→ What you will do
From the entries provided below, copy each line that contains the word "External".
**** Data section ****
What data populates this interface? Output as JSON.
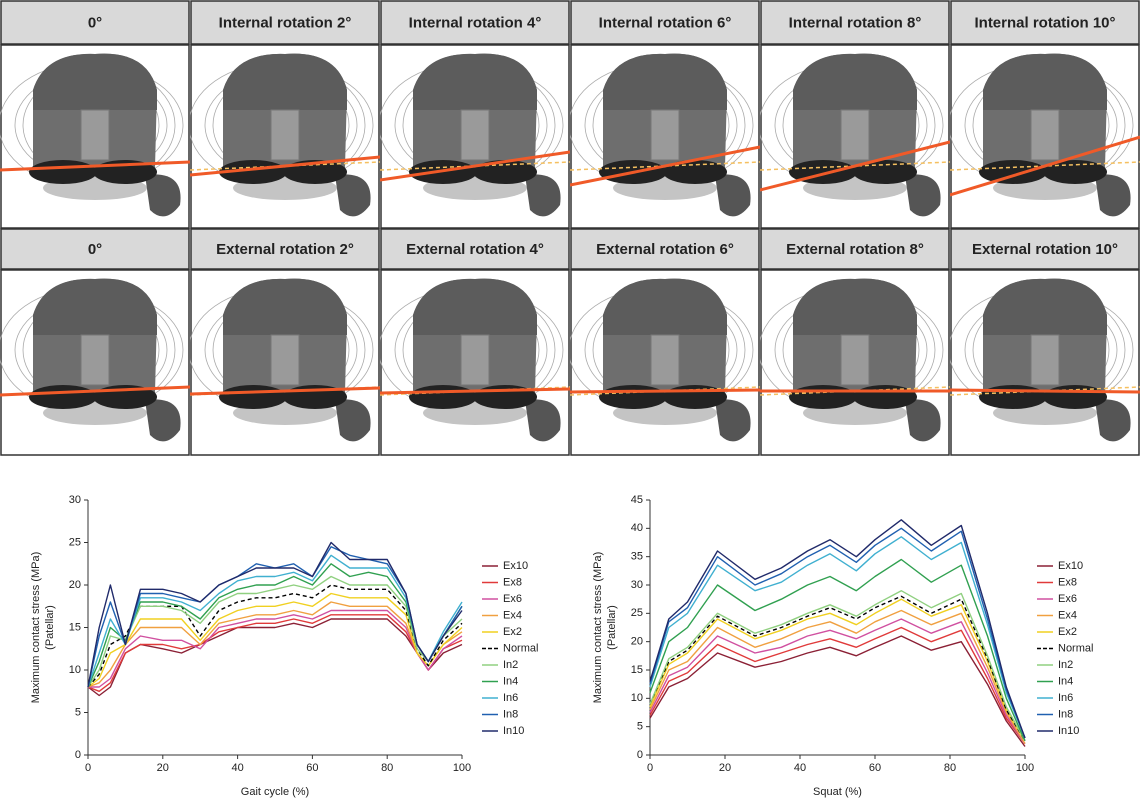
{
  "grid": {
    "rows": [
      [
        "0°",
        "Internal rotation 2°",
        "Internal rotation 4°",
        "Internal rotation 6°",
        "Internal rotation 8°",
        "Internal rotation 10°"
      ],
      [
        "0°",
        "External rotation 2°",
        "External rotation 4°",
        "External rotation 6°",
        "External rotation 8°",
        "External rotation 10°"
      ]
    ]
  },
  "chart_data": [
    {
      "type": "line",
      "x_label": "Gait cycle (%)",
      "y_label": [
        "Maximum contact stress (MPa)",
        "(Patellar)"
      ],
      "xlim": [
        0,
        100
      ],
      "xticks": [
        0,
        20,
        40,
        60,
        80,
        100
      ],
      "ylim": [
        0,
        30
      ],
      "yticks": [
        0,
        5,
        10,
        15,
        20,
        25,
        30
      ],
      "x": [
        0,
        3,
        6,
        10,
        14,
        20,
        25,
        30,
        35,
        40,
        45,
        50,
        55,
        60,
        65,
        70,
        75,
        80,
        85,
        88,
        91,
        95,
        100
      ],
      "series": [
        {
          "name": "Ex10",
          "color": "#8b2035",
          "values": [
            8,
            7,
            8,
            12,
            13,
            12.5,
            12,
            13,
            14,
            15,
            15,
            15,
            15.5,
            15,
            16,
            16,
            16,
            16,
            14,
            12,
            10,
            12,
            13
          ]
        },
        {
          "name": "Ex8",
          "color": "#e03a3a",
          "values": [
            8,
            7.5,
            8.5,
            12,
            13,
            13,
            12.5,
            13,
            14.5,
            15,
            15.5,
            15.5,
            16,
            15.5,
            16.5,
            16.5,
            16.5,
            16.5,
            14.5,
            12,
            10,
            12.5,
            13.5
          ]
        },
        {
          "name": "Ex6",
          "color": "#d050a0",
          "values": [
            8,
            8,
            9,
            12.5,
            14,
            13.5,
            13.5,
            12.5,
            15,
            15.5,
            16,
            16,
            16.5,
            16,
            17,
            17,
            17,
            17,
            15,
            12,
            10,
            12.5,
            14
          ]
        },
        {
          "name": "Ex4",
          "color": "#f0a040",
          "values": [
            8,
            8.5,
            10,
            13,
            15,
            15,
            15,
            13,
            15.5,
            16,
            16.5,
            16.5,
            17,
            16.5,
            18,
            17.5,
            17.5,
            17.5,
            15.5,
            12,
            10.5,
            13,
            14.5
          ]
        },
        {
          "name": "Ex2",
          "color": "#f0d020",
          "values": [
            8,
            9,
            12,
            13,
            16,
            16,
            16,
            13.5,
            16,
            17,
            17.5,
            17.5,
            18,
            17.5,
            19,
            18.5,
            18.5,
            18.5,
            16.5,
            12,
            10.5,
            13,
            15
          ]
        },
        {
          "name": "Normal",
          "color": "#000000",
          "dash": true,
          "values": [
            8,
            9.5,
            13,
            14,
            17.5,
            17.5,
            17.5,
            14,
            17,
            18,
            18.5,
            18.5,
            19,
            18.5,
            20,
            19.5,
            19.5,
            19.5,
            17,
            12.5,
            10.5,
            13.5,
            15.5
          ]
        },
        {
          "name": "In2",
          "color": "#90d080",
          "values": [
            8,
            10,
            14,
            13.5,
            17.5,
            17.5,
            17,
            15.5,
            18,
            19,
            19,
            19.5,
            20,
            19.5,
            21,
            20,
            20,
            20,
            17.5,
            12.5,
            11,
            14,
            16
          ]
        },
        {
          "name": "In4",
          "color": "#30a050",
          "values": [
            8,
            11,
            15,
            13.5,
            18,
            18,
            17.5,
            16,
            18.5,
            19.5,
            20,
            20,
            21,
            20,
            22.5,
            21,
            21.5,
            21,
            18,
            13,
            11,
            14,
            17.5
          ]
        },
        {
          "name": "In6",
          "color": "#40b0d0",
          "values": [
            8,
            12,
            16,
            13,
            18.5,
            18.5,
            18,
            17,
            19,
            20.5,
            21,
            21,
            21.5,
            20.5,
            23.5,
            22,
            22,
            22,
            18.5,
            13,
            11,
            14.5,
            18
          ]
        },
        {
          "name": "In8",
          "color": "#2060b0",
          "values": [
            8,
            14,
            18,
            13,
            19,
            19,
            18.5,
            18,
            20,
            21,
            22.5,
            22,
            22.5,
            21,
            24.5,
            23.5,
            23,
            22.5,
            19,
            13,
            11,
            14,
            17.5
          ]
        },
        {
          "name": "In10",
          "color": "#202a6a",
          "values": [
            8,
            15,
            20,
            13,
            19.5,
            19.5,
            19,
            18,
            20,
            21,
            22,
            22,
            22,
            21,
            25,
            23,
            23,
            23,
            19,
            13,
            11,
            14,
            17
          ]
        }
      ]
    },
    {
      "type": "line",
      "x_label": "Squat (%)",
      "y_label": [
        "Maximum contact stress (MPa)",
        "(Patellar)"
      ],
      "xlim": [
        0,
        100
      ],
      "xticks": [
        0,
        20,
        40,
        60,
        80,
        100
      ],
      "ylim": [
        0,
        45
      ],
      "yticks": [
        0,
        5,
        10,
        15,
        20,
        25,
        30,
        35,
        40,
        45
      ],
      "x": [
        0,
        5,
        10,
        18,
        28,
        35,
        42,
        48,
        55,
        60,
        67,
        75,
        83,
        90,
        95,
        100
      ],
      "series": [
        {
          "name": "Ex10",
          "color": "#8b2035",
          "values": [
            6.5,
            12,
            13.5,
            18,
            15.5,
            16.5,
            18,
            19,
            17.5,
            19,
            21,
            18.5,
            20,
            12.5,
            6,
            1.5
          ]
        },
        {
          "name": "Ex8",
          "color": "#e03a3a",
          "values": [
            7,
            13,
            14.5,
            19.5,
            16.5,
            18,
            19.5,
            20.5,
            19,
            20.5,
            22.5,
            20,
            22,
            13.5,
            6.5,
            2
          ]
        },
        {
          "name": "Ex6",
          "color": "#d050a0",
          "values": [
            7.5,
            14,
            15.5,
            21,
            18,
            19,
            21,
            22,
            20.5,
            22,
            24,
            21.5,
            23.5,
            14.5,
            7,
            2
          ]
        },
        {
          "name": "Ex4",
          "color": "#f0a040",
          "values": [
            8,
            15,
            16.5,
            22.5,
            19,
            20.5,
            22.5,
            23.5,
            21.5,
            23.5,
            25.5,
            23,
            25,
            15.5,
            7.5,
            2
          ]
        },
        {
          "name": "Ex2",
          "color": "#f0d020",
          "values": [
            8.5,
            16,
            18,
            24,
            20.5,
            22,
            24,
            25,
            23,
            25,
            27.5,
            24.5,
            26.5,
            16.5,
            8,
            2.5
          ]
        },
        {
          "name": "Normal",
          "color": "#000000",
          "dash": true,
          "values": [
            9,
            16.5,
            18.5,
            24.5,
            21,
            22.5,
            24.5,
            26,
            24,
            26,
            28,
            25,
            27.5,
            17,
            8,
            2.5
          ]
        },
        {
          "name": "In2",
          "color": "#90d080",
          "values": [
            9,
            17,
            19,
            25,
            21.5,
            23,
            25,
            26.5,
            24.5,
            26.5,
            29,
            26,
            28.5,
            17.5,
            8.5,
            2.5
          ]
        },
        {
          "name": "In4",
          "color": "#30a050",
          "values": [
            11,
            20,
            22.5,
            30,
            25.5,
            27.5,
            30,
            31.5,
            29,
            31.5,
            34.5,
            30.5,
            33.5,
            21,
            10,
            2.5
          ]
        },
        {
          "name": "In6",
          "color": "#40b0d0",
          "values": [
            12,
            22.5,
            25,
            33.5,
            29,
            30.5,
            33.5,
            35.5,
            32.5,
            35.5,
            38.5,
            34.5,
            37.5,
            23,
            11,
            3
          ]
        },
        {
          "name": "In8",
          "color": "#2060b0",
          "values": [
            12.5,
            23.5,
            26,
            35,
            30,
            32,
            35,
            37,
            34,
            37,
            40,
            36,
            39.5,
            24,
            11.5,
            3
          ]
        },
        {
          "name": "In10",
          "color": "#202a6a",
          "values": [
            13,
            24,
            27,
            36,
            31,
            33,
            36,
            38,
            35,
            38,
            41.5,
            37,
            40.5,
            25,
            12,
            3
          ]
        }
      ]
    }
  ]
}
****
→ Exercise solution
        "External rotation 2°",
        "External rotation 4°",
        "External rotation 6°",
        "External rotation 8°",
        "External rotation 10°"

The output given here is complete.